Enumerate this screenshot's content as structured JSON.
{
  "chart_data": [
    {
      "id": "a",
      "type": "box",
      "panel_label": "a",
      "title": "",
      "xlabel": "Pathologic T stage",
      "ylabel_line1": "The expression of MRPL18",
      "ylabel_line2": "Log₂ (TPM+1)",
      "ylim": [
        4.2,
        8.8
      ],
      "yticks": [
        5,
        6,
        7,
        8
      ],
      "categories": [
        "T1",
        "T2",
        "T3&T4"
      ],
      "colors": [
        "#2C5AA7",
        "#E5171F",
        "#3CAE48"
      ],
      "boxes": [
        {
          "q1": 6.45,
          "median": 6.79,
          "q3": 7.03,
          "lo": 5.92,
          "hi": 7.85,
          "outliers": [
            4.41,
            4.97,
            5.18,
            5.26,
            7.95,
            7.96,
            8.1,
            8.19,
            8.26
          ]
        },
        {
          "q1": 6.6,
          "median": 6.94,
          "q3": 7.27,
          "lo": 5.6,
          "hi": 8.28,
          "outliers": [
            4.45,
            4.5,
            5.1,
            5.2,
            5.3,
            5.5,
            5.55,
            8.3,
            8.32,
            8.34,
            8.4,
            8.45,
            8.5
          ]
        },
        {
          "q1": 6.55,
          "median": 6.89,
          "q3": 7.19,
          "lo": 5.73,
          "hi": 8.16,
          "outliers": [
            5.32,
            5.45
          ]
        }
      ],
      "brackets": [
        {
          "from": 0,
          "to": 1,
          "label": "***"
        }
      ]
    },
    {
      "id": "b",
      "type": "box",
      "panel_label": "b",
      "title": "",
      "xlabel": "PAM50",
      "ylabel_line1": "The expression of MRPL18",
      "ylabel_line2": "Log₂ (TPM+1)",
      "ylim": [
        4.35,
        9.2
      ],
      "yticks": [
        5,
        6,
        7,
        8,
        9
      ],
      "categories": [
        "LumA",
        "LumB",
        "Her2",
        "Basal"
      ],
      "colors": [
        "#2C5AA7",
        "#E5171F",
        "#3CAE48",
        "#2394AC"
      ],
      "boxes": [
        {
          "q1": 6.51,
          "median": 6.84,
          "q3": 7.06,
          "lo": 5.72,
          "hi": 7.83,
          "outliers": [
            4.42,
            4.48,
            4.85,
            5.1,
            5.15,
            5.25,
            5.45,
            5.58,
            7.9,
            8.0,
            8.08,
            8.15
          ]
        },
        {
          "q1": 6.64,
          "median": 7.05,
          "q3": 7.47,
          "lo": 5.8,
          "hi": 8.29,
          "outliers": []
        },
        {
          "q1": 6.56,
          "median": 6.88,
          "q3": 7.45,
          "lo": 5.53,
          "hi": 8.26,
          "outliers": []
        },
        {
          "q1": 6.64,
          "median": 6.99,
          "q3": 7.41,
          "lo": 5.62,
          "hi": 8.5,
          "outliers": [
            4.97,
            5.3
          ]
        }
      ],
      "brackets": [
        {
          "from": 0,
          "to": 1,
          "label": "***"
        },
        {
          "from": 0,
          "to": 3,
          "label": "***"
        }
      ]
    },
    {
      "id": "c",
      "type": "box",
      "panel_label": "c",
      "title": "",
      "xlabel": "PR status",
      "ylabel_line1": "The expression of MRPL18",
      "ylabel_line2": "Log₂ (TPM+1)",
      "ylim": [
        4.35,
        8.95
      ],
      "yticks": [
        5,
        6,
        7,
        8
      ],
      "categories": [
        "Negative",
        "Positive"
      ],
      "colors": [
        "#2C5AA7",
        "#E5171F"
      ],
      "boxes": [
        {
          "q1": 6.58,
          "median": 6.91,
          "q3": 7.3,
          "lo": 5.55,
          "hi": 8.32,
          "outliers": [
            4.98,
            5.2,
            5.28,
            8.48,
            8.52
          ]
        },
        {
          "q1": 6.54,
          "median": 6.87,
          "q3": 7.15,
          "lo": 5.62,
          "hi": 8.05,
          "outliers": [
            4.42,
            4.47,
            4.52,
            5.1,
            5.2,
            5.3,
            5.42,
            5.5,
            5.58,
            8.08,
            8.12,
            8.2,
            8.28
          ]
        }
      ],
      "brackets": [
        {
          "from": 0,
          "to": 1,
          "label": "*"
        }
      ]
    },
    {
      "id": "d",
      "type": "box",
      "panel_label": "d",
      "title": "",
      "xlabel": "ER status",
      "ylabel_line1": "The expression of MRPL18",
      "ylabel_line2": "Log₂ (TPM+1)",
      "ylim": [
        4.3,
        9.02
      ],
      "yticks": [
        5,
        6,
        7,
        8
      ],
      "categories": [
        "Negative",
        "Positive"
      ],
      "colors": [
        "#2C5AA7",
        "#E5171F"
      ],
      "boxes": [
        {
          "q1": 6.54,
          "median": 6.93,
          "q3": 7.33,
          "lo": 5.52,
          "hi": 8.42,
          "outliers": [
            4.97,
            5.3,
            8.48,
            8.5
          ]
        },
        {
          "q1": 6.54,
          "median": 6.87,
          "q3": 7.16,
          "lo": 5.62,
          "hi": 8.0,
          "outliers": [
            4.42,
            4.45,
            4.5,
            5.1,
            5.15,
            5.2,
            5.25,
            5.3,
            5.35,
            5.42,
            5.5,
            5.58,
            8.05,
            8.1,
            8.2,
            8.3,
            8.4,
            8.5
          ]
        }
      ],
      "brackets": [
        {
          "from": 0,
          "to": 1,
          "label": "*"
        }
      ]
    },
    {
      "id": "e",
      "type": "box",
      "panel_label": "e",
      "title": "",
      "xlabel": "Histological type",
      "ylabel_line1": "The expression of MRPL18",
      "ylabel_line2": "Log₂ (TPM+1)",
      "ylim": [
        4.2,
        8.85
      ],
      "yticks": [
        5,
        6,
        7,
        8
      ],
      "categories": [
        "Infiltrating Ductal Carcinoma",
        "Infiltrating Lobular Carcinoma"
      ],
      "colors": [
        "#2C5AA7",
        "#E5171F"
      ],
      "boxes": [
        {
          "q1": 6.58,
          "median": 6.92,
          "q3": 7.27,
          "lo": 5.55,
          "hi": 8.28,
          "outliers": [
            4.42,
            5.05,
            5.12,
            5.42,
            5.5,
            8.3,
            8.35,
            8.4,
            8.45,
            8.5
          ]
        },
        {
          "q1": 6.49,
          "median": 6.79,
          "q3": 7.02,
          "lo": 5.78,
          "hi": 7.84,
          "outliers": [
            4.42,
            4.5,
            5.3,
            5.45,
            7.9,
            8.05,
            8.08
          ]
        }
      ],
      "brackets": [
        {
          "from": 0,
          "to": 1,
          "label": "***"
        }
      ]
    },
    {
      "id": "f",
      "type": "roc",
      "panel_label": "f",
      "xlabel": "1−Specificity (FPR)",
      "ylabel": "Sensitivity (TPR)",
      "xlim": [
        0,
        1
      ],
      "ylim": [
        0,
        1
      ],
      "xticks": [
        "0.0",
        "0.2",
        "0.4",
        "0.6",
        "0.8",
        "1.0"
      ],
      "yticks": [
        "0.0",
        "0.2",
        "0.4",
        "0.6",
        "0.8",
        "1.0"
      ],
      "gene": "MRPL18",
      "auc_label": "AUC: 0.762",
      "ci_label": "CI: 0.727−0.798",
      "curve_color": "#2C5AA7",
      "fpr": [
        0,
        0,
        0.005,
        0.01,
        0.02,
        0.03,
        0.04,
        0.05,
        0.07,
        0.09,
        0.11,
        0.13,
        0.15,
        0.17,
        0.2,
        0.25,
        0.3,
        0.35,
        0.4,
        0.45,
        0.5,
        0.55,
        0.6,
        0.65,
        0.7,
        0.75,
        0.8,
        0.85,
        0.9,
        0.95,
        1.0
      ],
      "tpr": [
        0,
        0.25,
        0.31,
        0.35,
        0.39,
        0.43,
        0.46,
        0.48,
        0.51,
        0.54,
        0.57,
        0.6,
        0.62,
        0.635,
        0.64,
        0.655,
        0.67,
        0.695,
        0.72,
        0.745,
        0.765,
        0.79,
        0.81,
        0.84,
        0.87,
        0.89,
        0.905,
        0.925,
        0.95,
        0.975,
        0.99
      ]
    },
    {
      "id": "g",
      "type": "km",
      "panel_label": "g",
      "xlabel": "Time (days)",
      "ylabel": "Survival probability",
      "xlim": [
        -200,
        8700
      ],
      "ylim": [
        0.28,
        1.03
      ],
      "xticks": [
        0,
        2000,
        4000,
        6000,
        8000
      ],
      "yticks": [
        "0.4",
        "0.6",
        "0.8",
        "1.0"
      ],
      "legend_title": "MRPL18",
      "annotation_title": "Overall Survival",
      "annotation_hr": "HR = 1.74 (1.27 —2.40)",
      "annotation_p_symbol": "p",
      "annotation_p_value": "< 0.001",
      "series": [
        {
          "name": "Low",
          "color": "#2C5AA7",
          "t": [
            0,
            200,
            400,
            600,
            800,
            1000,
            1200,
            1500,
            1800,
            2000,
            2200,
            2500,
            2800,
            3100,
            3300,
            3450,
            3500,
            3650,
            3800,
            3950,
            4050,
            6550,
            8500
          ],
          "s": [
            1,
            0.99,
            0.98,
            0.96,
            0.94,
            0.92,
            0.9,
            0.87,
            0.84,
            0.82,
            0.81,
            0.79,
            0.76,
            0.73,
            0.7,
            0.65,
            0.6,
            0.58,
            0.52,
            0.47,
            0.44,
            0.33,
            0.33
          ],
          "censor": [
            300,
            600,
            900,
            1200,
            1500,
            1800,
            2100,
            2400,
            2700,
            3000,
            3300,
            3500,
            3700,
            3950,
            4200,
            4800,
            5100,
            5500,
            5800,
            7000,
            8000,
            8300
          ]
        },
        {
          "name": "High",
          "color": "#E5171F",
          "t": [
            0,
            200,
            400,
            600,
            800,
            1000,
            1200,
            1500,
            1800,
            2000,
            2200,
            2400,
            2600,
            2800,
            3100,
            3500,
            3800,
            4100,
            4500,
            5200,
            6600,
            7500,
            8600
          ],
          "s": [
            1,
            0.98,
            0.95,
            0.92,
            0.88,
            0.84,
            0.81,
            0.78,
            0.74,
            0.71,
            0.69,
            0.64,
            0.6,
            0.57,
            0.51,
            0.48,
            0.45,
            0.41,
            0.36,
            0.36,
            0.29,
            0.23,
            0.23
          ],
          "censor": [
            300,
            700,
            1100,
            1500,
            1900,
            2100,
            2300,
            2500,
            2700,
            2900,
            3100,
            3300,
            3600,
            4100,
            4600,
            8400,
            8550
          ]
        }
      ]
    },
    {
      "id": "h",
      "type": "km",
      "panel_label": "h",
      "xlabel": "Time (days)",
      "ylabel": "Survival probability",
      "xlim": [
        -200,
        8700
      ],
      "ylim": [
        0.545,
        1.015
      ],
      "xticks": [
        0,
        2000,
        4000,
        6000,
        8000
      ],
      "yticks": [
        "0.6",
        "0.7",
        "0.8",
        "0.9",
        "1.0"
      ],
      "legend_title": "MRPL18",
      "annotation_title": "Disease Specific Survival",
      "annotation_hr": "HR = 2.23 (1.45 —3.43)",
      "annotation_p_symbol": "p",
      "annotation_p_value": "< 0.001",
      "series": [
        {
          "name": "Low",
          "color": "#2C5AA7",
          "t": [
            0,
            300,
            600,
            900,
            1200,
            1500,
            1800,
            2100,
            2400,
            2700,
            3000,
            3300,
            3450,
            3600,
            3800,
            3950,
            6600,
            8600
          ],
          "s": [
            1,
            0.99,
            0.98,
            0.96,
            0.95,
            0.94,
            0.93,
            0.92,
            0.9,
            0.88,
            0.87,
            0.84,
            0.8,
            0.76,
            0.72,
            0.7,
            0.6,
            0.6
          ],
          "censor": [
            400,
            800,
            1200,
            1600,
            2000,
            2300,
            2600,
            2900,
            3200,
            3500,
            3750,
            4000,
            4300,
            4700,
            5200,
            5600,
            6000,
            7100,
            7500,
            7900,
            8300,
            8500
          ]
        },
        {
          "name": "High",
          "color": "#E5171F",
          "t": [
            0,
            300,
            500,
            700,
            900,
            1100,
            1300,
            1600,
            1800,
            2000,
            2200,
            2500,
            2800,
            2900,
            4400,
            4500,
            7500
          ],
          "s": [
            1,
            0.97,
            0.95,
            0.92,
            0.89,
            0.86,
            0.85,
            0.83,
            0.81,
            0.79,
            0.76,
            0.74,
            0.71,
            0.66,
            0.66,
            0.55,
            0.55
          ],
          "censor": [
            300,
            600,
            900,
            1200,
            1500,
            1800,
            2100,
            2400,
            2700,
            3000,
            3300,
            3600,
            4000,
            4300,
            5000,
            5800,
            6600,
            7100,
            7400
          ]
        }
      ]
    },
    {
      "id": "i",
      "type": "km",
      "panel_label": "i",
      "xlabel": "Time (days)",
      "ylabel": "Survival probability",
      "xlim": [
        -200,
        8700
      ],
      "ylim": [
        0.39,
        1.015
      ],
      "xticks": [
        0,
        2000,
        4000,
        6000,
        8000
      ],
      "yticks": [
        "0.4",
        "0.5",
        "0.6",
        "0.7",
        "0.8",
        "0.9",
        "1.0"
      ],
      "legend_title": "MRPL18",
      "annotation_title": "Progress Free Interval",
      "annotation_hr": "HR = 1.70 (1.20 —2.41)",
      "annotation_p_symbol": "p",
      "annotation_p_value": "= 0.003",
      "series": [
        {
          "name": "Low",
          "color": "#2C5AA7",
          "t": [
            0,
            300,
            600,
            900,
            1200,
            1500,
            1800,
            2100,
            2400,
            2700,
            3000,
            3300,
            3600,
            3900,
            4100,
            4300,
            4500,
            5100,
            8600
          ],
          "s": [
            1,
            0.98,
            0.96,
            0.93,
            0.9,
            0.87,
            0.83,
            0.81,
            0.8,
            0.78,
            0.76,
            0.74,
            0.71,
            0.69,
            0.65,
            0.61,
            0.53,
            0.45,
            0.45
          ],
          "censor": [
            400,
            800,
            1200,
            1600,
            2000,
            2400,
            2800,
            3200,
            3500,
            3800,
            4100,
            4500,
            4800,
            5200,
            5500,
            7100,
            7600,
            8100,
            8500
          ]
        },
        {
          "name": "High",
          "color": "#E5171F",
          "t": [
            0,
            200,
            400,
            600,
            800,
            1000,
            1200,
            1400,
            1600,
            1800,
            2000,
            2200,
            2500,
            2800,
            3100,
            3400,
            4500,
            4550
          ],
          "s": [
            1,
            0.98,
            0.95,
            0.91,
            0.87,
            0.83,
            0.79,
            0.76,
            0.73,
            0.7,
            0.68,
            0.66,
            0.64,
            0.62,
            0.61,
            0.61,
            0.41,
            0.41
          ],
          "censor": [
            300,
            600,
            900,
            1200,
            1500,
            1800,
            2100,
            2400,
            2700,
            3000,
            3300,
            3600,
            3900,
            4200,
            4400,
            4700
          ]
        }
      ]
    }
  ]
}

→ WHAT YOU WILL DO:
Only lines that contain the word "xlabel" are wanted; copy each of them.

→ TASK SOLUTION:
      "xlabel": "Pathologic T stage",
      "xlabel": "PAM50",
      "xlabel": "PR status",
      "xlabel": "ER status",
      "xlabel": "Histological type",
      "xlabel": "1−Specificity (FPR)",
      "xlabel": "Time (days)",
      "xlabel": "Time (days)",
      "xlabel": "Time (days)",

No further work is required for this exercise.